- WHAT NEEDS TO BE DONE -
Search the data for the word "stars" and copy every line that contains it.

- Dataset entries on figures -
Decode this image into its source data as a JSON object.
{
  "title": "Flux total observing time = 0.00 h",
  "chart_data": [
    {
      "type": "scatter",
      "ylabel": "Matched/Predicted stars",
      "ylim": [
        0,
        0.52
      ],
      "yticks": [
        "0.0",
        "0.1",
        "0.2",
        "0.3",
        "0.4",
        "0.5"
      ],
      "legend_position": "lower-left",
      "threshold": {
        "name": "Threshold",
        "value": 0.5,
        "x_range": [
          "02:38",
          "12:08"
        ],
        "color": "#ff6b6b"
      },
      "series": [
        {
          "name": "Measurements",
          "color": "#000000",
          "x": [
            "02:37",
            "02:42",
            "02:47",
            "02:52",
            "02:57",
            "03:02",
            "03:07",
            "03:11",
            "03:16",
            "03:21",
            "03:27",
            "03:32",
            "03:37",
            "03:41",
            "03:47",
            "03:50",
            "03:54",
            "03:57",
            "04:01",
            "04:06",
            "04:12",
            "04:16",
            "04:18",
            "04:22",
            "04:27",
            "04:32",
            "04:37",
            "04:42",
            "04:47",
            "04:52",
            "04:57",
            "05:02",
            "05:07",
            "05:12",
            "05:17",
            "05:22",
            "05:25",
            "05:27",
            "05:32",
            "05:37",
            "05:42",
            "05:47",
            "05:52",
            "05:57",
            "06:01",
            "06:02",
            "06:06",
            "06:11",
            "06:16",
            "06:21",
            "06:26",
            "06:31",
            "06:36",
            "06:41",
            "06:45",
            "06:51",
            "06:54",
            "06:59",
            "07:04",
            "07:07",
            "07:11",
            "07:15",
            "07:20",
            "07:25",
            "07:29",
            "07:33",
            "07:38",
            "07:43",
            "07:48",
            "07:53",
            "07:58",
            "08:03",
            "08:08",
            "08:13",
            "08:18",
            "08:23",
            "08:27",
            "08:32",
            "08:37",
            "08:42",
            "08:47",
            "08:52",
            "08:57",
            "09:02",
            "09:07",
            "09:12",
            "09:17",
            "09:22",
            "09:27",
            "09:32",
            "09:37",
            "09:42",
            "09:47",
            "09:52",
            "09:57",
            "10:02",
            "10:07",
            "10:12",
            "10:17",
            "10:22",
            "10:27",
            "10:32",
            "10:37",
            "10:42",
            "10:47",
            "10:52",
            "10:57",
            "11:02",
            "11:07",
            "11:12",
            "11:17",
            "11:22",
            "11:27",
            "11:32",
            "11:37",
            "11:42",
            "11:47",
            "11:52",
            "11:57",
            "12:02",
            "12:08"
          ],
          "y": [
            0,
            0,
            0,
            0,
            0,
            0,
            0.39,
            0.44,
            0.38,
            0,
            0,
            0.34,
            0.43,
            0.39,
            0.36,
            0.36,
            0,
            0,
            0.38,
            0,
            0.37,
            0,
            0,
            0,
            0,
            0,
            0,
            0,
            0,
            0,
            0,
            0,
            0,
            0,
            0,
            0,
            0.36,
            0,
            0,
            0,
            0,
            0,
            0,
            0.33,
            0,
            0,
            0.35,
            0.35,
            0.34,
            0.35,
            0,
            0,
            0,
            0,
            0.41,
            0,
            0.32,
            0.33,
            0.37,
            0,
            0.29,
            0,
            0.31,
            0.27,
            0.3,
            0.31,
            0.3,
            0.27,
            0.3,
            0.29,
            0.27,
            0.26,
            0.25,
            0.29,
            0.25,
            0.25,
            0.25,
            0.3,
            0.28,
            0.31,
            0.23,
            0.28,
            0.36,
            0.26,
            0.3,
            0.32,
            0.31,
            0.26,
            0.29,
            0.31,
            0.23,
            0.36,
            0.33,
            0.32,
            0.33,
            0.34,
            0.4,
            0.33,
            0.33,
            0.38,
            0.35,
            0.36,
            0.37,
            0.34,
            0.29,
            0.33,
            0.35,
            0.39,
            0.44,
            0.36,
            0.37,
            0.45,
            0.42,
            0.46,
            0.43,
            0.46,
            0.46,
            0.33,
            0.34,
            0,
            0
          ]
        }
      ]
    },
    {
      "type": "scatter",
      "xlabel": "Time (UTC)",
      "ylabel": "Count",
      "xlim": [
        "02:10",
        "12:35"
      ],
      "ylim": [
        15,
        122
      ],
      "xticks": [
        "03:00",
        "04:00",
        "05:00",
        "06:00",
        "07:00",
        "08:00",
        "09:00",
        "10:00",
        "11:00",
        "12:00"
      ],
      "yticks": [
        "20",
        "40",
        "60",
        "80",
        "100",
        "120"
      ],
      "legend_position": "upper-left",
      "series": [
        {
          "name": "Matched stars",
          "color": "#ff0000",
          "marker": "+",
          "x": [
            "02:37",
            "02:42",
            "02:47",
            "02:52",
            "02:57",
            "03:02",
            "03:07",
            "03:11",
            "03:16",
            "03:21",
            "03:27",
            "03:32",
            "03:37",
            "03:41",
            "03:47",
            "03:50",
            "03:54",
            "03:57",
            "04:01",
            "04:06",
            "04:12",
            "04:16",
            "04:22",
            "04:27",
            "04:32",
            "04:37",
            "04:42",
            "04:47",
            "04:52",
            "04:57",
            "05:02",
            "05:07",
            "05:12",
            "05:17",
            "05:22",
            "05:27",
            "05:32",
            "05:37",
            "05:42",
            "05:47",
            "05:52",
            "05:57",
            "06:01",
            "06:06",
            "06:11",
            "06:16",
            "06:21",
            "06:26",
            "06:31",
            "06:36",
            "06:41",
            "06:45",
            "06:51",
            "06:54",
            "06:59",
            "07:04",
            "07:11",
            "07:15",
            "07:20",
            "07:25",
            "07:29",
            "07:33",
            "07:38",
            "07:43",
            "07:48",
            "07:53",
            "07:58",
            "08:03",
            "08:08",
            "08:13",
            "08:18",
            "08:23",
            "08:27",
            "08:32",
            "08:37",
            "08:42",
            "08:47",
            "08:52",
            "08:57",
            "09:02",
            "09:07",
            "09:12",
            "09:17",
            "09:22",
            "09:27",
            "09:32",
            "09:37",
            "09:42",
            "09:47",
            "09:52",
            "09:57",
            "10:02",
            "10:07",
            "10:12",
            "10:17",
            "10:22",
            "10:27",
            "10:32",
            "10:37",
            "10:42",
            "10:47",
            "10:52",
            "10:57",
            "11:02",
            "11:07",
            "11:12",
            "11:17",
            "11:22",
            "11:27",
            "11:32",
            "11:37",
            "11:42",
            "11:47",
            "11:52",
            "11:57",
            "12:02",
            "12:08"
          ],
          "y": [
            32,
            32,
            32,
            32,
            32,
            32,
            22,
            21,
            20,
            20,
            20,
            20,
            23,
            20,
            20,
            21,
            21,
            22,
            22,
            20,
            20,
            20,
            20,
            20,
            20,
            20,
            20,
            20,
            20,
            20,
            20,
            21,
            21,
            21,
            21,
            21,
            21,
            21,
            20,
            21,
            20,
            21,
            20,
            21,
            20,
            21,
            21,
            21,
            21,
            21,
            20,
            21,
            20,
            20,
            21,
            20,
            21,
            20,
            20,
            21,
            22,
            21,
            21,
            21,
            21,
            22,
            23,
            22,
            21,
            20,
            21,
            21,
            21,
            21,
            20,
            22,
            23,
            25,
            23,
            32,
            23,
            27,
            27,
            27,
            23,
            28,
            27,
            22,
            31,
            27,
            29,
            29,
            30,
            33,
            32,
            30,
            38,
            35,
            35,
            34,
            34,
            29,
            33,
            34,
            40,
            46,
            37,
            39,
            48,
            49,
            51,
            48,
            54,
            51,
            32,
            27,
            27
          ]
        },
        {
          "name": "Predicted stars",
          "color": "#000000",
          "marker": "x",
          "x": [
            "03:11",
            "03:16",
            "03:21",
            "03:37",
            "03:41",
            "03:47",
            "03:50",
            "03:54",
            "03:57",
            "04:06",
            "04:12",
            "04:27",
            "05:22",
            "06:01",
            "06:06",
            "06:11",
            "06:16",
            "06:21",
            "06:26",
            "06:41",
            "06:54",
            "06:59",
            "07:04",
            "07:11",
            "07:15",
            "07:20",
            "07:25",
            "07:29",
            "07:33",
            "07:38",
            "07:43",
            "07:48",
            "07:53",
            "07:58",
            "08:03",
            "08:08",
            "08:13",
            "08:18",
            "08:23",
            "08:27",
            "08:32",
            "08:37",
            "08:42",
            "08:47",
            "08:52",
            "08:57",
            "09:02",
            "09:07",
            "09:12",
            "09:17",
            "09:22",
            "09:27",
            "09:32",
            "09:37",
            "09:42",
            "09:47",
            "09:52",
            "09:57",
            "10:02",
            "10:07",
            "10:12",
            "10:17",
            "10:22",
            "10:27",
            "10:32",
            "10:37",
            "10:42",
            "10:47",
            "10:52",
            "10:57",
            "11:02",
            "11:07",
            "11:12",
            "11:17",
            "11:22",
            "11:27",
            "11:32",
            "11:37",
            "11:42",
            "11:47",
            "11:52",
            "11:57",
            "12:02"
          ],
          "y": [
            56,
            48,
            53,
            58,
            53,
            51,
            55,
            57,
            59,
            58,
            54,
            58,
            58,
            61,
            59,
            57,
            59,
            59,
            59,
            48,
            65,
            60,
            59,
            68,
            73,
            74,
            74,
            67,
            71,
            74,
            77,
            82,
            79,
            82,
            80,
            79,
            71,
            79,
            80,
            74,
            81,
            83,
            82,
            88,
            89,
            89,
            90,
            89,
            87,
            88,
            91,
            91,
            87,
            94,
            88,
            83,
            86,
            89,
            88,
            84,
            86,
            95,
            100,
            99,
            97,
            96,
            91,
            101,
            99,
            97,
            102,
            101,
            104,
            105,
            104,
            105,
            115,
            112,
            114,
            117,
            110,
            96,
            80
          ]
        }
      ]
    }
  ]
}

- THE RESULT -
      "ylabel": "Matched/Predicted stars",
          "name": "Matched stars",
          "name": "Predicted stars",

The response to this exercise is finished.